(Stored dataset items)
● ● ●
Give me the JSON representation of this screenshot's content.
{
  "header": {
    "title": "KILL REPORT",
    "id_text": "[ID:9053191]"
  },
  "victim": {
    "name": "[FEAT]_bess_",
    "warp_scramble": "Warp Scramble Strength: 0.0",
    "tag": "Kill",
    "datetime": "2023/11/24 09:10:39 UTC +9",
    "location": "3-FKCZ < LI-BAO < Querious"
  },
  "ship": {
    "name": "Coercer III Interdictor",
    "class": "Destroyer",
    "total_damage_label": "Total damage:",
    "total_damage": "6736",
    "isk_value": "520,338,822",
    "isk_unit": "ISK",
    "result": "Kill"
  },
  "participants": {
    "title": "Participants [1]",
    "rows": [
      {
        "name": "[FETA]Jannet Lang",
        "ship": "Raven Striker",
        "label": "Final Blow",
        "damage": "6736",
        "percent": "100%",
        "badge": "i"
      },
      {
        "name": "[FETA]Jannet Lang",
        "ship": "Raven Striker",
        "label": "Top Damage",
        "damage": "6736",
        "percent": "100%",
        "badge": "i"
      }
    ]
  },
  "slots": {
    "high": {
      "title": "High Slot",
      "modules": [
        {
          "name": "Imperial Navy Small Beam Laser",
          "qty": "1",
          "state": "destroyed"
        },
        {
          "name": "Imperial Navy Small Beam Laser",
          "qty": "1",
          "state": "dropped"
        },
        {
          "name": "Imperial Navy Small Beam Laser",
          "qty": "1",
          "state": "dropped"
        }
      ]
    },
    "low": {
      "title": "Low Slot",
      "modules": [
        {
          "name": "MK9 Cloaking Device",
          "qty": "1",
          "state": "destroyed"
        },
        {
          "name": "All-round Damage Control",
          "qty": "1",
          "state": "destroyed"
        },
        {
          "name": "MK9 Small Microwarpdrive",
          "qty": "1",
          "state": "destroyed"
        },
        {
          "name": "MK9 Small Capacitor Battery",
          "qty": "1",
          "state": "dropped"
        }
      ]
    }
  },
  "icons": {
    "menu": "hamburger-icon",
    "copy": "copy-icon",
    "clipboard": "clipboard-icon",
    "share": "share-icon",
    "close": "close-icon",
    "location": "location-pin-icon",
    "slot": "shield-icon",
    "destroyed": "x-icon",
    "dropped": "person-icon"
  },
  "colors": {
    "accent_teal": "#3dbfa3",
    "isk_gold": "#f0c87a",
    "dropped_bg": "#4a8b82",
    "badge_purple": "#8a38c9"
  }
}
● ● ●
**Directions**
Copy each record from above exactly, and include every line.

**Exercise answer**
Give me the JSON representation of this screenshot's content.
{
  "header": {
    "title": "KILL REPORT",
    "id_text": "[ID:9053191]"
  },
  "victim": {
    "name": "[FEAT]_bess_",
    "warp_scramble": "Warp Scramble Strength: 0.0",
    "tag": "Kill",
    "datetime": "2023/11/24 09:10:39 UTC +9",
    "location": "3-FKCZ < LI-BAO < Querious"
  },
  "ship": {
    "name": "Coercer III Interdictor",
    "class": "Destroyer",
    "total_damage_label": "Total damage:",
    "total_damage": "6736",
    "isk_value": "520,338,822",
    "isk_unit": "ISK",
    "result": "Kill"
  },
  "participants": {
    "title": "Participants [1]",
    "rows": [
      {
        "name": "[FETA]Jannet Lang",
        "ship": "Raven Striker",
        "label": "Final Blow",
        "damage": "6736",
        "percent": "100%",
        "badge": "i"
      },
      {
        "name": "[FETA]Jannet Lang",
        "ship": "Raven Striker",
        "label": "Top Damage",
        "damage": "6736",
        "percent": "100%",
        "badge": "i"
      }
    ]
  },
  "slots": {
    "high": {
      "title": "High Slot",
      "modules": [
        {
          "name": "Imperial Navy Small Beam Laser",
          "qty": "1",
          "state": "destroyed"
        },
        {
          "name": "Imperial Navy Small Beam Laser",
          "qty": "1",
          "state": "dropped"
        },
        {
          "name": "Imperial Navy Small Beam Laser",
          "qty": "1",
          "state": "dropped"
        }
      ]
    },
    "low": {
      "title": "Low Slot",
      "modules": [
        {
          "name": "MK9 Cloaking Device",
          "qty": "1",
          "state": "destroyed"
        },
        {
          "name": "All-round Damage Control",
          "qty": "1",
          "state": "destroyed"
        },
        {
          "name": "MK9 Small Microwarpdrive",
          "qty": "1",
          "state": "destroyed"
        },
        {
          "name": "MK9 Small Capacitor Battery",
          "qty": "1",
          "state": "dropped"
        }
      ]
    }
  },
  "icons": {
    "menu": "hamburger-icon",
    "copy": "copy-icon",
    "clipboard": "clipboard-icon",
    "share": "share-icon",
    "close": "close-icon",
    "location": "location-pin-icon",
    "slot": "shield-icon",
    "destroyed": "x-icon",
    "dropped": "person-icon"
  },
  "colors": {
    "accent_teal": "#3dbfa3",
    "isk_gold": "#f0c87a",
    "dropped_bg": "#4a8b82",
    "badge_purple": "#8a38c9"
  }
}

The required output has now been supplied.